**TEXT EXCERPT:**
--------

Also, I think they haven't reissued it since because the cost for it was probably fairly high (there's something like 50 IC's in the original).
http://www.sdiy.org/xyzzy/eh16/boards/index.html
Big pics:NSFW: show
E.g., the original one is by default always listening and recording in the background, and you just hit a button to start playing back the existing buffer material. You can do that on the reissue, but you have to:
-put in continuous loop mode, with coarse slider at max
-set feedback to 0% and wet mix to 0%, and hit record
-when you reach the length of loop you want, hit play. nothing will come out, because wet is at 0%
-hit record again. now it will be listening and recording whatever happens, and because feedback is at 0%, every time the loop starts over it will be recording over and erasing whatever was recorded to that point in the last loop. and still, nothing will be playing because wet is at 0%
-when you want to play back the loop, turn up the wet mix level and hit play to stop recording. if you want to do sound-on-sound, turn up the feedback and hit record. if the feedback is <100%, the recorded material will slowly fade out over time. at 100% it is infinite.
-alternately, you can put the reissue in short delay mode, and then when you flip it over to loop whatever is in delay mode will be in the loop, but you again have to flip the wet mix from 0 to 100 if you want the loop to pop in out of nowhere. and short delay mode is only 1s, so that's all that would loop.

--------

**DATA LINES:**
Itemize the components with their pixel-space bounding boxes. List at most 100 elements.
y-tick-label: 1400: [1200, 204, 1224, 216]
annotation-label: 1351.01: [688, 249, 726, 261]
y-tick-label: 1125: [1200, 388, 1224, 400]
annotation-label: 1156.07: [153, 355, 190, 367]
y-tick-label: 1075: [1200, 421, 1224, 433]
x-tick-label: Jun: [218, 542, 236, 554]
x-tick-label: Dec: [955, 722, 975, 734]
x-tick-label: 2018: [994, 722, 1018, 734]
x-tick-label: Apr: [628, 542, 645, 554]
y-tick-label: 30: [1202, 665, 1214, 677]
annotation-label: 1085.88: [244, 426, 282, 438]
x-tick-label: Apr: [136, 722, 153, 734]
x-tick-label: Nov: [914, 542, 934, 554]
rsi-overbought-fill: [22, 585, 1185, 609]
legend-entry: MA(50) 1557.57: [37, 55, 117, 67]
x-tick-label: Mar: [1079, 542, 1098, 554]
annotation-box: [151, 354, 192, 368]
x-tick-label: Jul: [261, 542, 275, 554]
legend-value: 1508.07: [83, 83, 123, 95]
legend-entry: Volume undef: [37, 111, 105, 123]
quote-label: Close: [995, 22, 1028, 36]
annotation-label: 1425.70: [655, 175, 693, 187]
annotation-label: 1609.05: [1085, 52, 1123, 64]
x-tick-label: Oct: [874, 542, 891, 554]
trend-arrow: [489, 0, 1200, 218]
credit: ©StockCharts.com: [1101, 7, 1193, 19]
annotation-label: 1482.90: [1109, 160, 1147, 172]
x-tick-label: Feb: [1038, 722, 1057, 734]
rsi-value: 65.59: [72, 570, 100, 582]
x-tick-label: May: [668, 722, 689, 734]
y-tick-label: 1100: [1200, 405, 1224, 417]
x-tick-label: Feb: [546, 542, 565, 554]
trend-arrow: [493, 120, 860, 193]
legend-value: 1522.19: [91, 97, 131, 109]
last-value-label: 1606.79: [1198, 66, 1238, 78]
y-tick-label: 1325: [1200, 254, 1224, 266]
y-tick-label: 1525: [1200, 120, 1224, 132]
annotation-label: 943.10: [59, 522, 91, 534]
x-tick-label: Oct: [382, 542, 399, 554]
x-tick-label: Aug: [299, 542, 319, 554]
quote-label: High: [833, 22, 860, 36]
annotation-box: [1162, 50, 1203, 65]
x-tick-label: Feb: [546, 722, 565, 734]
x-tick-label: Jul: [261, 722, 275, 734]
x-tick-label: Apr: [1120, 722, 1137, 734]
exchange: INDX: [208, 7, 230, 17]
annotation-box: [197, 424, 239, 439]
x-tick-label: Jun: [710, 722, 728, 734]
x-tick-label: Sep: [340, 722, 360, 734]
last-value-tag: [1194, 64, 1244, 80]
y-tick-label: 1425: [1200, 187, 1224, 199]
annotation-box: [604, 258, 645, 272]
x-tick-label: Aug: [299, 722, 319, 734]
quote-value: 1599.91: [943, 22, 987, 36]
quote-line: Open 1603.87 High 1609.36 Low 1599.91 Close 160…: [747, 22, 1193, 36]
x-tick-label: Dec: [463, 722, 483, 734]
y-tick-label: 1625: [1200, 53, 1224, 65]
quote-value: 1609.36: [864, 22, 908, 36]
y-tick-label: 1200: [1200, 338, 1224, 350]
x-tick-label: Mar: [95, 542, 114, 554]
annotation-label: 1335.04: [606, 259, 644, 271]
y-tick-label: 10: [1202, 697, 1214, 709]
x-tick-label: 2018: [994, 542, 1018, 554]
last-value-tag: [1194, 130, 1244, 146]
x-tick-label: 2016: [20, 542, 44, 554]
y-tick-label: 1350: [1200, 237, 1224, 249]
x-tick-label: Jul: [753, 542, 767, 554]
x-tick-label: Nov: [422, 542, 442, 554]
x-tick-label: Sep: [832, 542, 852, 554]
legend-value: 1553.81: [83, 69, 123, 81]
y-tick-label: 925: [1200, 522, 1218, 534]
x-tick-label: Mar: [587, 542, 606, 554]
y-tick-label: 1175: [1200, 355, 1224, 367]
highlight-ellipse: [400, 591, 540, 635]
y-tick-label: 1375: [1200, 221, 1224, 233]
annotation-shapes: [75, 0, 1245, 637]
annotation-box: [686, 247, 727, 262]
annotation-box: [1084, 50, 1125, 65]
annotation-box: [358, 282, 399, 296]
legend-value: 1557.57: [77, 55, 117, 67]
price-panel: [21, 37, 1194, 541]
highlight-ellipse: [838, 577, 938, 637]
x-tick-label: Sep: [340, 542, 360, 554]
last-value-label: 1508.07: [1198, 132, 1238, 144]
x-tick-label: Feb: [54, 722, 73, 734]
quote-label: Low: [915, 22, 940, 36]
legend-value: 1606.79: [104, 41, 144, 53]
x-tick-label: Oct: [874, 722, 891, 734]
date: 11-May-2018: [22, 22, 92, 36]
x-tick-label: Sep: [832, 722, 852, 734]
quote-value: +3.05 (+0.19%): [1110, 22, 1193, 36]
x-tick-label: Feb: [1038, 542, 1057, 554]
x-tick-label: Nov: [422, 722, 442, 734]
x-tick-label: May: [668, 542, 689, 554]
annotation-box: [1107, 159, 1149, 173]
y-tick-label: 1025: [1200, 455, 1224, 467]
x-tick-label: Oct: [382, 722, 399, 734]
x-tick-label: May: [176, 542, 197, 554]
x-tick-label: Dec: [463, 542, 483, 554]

--------

**SHORT TASK:**
From the passage on operating the reissued looper, copy out everything from "-alternately, you can" down to "that would loop." with no changes.

**RESPONSE:**
-alternately, you can put the reissue in short delay mode, and then when you flip it over to loop whatever is in delay mode will be in the loop, but you again have to flip the wet mix from 0 to 100 if you want the loop to pop in out of nowhere. and short delay mode is only 1s, so that's all that would loop.